* INSTRUCTION *
Begin with the line containing "Transcribe the text in this document." and copy each line exactly through the last line of the entries, inclusive.

** START DATASET RECORDS **

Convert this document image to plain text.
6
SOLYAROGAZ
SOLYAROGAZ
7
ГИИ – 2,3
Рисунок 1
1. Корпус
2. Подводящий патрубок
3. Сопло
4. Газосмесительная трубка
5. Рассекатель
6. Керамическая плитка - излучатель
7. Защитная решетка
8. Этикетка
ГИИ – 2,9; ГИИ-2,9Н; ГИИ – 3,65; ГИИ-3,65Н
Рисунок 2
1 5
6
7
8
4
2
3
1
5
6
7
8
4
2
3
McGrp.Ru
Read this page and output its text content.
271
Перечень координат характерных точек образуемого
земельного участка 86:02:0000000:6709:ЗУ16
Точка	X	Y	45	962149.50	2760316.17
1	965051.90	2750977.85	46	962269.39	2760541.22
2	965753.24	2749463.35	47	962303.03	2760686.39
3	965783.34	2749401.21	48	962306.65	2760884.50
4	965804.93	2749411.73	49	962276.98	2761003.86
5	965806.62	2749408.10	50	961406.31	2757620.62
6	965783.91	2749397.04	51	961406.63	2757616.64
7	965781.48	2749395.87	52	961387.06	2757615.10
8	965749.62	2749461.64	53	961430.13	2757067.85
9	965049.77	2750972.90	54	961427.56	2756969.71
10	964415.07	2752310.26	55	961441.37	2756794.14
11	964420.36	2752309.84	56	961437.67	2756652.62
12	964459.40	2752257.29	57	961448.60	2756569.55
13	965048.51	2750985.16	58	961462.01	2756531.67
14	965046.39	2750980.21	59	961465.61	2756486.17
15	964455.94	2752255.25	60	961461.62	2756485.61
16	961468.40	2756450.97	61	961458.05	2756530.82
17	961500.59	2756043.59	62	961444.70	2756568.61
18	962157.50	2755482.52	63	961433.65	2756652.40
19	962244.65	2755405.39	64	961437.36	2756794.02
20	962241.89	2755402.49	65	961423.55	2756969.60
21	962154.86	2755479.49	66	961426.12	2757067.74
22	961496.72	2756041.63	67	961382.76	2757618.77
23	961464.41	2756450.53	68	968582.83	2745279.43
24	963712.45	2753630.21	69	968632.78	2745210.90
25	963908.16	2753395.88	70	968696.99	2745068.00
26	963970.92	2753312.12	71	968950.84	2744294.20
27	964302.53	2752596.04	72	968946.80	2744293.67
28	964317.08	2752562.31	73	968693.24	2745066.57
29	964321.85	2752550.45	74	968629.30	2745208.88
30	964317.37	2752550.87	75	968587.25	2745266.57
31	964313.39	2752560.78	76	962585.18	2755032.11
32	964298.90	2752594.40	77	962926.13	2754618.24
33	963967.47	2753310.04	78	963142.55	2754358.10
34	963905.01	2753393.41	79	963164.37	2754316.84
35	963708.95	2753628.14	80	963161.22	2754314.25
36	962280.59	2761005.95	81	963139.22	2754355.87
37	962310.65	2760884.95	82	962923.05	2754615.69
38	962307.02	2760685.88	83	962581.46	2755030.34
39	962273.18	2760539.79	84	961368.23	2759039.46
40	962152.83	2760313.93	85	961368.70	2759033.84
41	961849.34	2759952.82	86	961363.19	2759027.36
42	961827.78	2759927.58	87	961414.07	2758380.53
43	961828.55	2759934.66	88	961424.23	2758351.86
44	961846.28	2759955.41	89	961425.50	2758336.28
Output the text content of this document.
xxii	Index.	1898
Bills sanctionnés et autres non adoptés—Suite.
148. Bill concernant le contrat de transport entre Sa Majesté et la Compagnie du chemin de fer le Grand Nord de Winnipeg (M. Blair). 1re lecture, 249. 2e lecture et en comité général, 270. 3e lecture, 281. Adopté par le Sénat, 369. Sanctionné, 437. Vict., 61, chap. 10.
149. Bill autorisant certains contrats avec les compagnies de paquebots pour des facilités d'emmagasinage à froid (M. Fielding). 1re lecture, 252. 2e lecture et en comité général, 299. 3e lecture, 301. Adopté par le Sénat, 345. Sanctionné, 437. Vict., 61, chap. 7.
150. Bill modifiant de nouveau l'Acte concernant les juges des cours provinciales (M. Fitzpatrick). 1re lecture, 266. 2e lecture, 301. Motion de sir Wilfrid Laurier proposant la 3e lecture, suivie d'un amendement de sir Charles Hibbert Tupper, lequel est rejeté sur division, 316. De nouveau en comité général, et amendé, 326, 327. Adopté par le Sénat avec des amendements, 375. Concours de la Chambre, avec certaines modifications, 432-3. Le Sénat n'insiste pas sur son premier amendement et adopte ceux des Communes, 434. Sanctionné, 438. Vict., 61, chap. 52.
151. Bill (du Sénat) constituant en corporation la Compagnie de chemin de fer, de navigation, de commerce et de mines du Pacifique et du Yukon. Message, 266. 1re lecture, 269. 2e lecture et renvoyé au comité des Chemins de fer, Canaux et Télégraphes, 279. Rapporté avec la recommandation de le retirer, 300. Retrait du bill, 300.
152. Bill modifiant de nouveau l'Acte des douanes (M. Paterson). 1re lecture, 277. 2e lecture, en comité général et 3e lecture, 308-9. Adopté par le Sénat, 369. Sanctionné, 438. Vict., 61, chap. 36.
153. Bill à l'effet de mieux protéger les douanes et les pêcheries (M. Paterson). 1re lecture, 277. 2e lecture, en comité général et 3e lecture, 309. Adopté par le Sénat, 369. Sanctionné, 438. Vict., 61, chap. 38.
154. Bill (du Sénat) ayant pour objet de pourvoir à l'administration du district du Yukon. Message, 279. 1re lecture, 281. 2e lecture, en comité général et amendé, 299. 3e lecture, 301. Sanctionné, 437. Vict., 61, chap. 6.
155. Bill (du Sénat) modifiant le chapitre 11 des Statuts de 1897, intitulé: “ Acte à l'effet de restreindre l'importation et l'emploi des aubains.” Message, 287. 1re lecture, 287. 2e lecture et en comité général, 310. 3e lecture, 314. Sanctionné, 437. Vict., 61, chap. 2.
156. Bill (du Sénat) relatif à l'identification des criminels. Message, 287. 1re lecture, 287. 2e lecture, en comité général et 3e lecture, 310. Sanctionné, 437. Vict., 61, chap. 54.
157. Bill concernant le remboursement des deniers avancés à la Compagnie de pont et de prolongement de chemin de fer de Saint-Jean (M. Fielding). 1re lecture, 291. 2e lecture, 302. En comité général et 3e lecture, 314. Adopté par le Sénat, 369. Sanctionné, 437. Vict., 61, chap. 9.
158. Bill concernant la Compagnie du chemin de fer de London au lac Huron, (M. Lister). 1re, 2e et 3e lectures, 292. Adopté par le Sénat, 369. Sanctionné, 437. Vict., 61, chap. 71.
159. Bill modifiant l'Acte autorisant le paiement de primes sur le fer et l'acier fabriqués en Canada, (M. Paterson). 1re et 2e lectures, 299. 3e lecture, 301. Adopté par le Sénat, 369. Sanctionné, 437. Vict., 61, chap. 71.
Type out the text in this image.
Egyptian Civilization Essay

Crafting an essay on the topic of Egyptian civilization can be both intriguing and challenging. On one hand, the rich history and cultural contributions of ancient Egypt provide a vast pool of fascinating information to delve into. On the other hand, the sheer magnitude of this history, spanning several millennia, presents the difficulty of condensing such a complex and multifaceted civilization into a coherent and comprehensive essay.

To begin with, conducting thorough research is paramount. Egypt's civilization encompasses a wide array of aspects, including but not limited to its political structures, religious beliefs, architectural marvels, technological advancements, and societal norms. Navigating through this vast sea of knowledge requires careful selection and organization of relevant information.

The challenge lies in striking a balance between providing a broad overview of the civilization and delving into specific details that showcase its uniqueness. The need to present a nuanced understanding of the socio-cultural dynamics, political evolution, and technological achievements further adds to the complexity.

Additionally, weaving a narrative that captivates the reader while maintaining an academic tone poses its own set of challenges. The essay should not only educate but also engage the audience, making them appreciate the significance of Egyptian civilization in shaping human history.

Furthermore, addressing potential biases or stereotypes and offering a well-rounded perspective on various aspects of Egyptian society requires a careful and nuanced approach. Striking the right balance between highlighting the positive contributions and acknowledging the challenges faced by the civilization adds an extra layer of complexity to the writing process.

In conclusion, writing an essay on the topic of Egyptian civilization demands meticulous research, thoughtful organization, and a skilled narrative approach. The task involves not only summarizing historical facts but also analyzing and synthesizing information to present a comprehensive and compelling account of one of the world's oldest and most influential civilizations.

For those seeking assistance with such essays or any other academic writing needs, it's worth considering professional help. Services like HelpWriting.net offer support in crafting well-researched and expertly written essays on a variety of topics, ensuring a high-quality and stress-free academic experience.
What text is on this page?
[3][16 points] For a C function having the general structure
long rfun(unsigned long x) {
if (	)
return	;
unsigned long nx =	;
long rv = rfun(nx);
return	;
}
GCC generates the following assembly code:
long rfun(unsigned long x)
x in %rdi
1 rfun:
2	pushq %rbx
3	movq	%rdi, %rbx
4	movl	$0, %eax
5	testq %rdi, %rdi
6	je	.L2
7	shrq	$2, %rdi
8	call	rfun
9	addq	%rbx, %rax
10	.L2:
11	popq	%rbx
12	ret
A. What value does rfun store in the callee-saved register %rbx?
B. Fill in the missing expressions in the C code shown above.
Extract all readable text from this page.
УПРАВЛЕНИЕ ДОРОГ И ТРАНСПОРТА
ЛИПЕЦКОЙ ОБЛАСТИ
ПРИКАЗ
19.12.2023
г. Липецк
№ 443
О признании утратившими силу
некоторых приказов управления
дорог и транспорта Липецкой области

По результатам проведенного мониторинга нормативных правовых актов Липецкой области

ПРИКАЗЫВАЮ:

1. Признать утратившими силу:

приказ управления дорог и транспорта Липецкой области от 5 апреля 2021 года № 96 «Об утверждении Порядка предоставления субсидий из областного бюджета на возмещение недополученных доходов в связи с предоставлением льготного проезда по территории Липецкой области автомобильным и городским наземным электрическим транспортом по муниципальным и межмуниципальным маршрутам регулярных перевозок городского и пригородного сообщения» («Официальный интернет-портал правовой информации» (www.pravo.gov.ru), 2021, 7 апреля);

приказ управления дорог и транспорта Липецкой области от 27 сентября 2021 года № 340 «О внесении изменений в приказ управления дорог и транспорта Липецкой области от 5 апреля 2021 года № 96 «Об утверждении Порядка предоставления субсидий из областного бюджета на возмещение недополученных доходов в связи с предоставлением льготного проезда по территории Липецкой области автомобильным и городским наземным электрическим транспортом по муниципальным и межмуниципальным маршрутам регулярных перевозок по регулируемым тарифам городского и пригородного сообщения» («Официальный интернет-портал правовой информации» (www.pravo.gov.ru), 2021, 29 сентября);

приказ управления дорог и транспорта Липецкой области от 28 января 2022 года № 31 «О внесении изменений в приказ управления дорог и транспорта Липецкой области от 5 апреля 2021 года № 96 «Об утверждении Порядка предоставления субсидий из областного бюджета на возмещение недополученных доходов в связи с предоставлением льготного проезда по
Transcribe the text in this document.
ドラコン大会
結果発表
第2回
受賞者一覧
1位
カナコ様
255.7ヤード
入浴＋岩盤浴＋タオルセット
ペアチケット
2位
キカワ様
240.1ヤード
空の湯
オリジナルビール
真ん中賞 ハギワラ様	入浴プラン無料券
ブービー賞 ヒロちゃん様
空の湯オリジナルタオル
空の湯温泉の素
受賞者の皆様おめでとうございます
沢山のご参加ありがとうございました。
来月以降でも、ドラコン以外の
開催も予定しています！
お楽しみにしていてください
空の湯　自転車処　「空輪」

** END DATASET RECORDS **

* TASK ANSWER *
Transcribe the text in this document.
ドラコン大会
結果発表
第2回
受賞者一覧
1位
カナコ様
255.7ヤード
入浴＋岩盤浴＋タオルセット
ペアチケット
2位
キカワ様
240.1ヤード
空の湯
オリジナルビール
真ん中賞 ハギワラ様	入浴プラン無料券
ブービー賞 ヒロちゃん様
空の湯オリジナルタオル
空の湯温泉の素
受賞者の皆様おめでとうございます
沢山のご参加ありがとうございました。
来月以降でも、ドラコン以外の
開催も予定しています！
お楽しみにしていてください
空の湯　自転車処　「空輪」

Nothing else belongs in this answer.